(Lines of data)
** begin **

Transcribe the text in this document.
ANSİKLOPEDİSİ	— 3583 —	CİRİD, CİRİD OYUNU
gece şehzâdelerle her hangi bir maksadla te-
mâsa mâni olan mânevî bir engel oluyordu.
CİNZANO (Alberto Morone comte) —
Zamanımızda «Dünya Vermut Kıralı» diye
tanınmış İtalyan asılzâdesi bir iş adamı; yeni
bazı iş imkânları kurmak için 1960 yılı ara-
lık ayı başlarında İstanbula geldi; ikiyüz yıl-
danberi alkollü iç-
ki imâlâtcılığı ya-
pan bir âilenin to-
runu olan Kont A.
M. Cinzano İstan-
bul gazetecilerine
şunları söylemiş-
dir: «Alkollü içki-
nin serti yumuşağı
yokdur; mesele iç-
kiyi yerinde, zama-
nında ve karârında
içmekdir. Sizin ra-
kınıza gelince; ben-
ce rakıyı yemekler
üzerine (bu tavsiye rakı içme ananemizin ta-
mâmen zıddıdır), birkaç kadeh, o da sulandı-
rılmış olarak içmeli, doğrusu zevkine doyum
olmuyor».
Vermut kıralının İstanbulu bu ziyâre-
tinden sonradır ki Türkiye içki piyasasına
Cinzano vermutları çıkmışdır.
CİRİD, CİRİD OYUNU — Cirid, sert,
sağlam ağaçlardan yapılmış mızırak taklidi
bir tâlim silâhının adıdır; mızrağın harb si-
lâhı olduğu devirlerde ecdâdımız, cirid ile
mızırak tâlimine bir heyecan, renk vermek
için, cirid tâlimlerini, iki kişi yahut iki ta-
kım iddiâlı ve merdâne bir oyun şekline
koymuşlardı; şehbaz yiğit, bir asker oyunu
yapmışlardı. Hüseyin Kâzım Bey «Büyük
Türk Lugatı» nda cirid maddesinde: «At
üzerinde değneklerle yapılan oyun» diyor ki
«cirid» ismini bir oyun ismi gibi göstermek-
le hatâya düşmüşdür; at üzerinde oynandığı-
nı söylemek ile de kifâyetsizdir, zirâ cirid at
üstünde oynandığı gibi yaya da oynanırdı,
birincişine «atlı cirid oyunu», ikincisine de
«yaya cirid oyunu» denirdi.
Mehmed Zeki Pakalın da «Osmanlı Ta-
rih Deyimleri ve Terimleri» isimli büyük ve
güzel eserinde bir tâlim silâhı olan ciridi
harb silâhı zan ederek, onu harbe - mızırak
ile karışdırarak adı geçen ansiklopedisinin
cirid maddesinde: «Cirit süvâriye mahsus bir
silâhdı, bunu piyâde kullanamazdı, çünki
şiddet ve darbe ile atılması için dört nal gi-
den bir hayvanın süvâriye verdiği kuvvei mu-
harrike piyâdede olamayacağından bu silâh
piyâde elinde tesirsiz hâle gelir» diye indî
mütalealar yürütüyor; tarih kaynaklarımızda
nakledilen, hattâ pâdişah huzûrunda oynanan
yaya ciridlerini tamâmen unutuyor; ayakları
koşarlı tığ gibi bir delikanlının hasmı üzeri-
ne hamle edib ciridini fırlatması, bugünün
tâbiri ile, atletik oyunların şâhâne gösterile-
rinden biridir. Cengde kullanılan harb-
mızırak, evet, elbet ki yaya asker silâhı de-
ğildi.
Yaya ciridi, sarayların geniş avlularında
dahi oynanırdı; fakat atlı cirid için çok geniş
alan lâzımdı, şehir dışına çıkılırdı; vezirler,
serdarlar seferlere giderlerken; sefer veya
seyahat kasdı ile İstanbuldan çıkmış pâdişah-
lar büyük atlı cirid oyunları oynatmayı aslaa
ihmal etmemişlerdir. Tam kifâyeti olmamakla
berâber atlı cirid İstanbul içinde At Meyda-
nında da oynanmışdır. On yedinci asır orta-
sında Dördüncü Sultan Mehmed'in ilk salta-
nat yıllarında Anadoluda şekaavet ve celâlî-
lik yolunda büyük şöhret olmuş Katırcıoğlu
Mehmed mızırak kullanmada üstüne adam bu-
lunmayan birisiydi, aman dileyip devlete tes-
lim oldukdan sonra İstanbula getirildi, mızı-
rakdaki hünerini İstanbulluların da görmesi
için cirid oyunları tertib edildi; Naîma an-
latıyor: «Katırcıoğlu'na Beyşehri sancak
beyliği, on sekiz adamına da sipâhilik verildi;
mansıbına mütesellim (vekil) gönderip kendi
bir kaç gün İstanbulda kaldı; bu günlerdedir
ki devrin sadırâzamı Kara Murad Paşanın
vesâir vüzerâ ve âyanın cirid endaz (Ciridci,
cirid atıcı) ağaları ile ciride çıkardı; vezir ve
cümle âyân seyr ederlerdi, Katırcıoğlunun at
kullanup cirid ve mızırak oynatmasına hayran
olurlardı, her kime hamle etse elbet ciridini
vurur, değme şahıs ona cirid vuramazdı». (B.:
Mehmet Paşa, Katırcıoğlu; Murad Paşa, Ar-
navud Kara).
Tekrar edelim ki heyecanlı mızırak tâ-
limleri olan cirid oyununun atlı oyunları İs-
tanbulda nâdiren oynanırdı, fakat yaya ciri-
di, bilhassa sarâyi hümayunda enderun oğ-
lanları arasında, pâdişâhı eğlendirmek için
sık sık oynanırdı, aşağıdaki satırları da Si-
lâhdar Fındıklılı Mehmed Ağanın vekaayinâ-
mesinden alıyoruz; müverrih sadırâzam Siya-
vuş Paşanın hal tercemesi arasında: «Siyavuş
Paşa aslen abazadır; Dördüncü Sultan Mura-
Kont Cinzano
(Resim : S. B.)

** end **

# What to produce:
Out of the records, collect only those lines that contain the string "elbet".

# Task response:
mızırak, evet, elbet ki yaya asker silâhı de-
olurlardı, her kime hamle etse elbet ciridini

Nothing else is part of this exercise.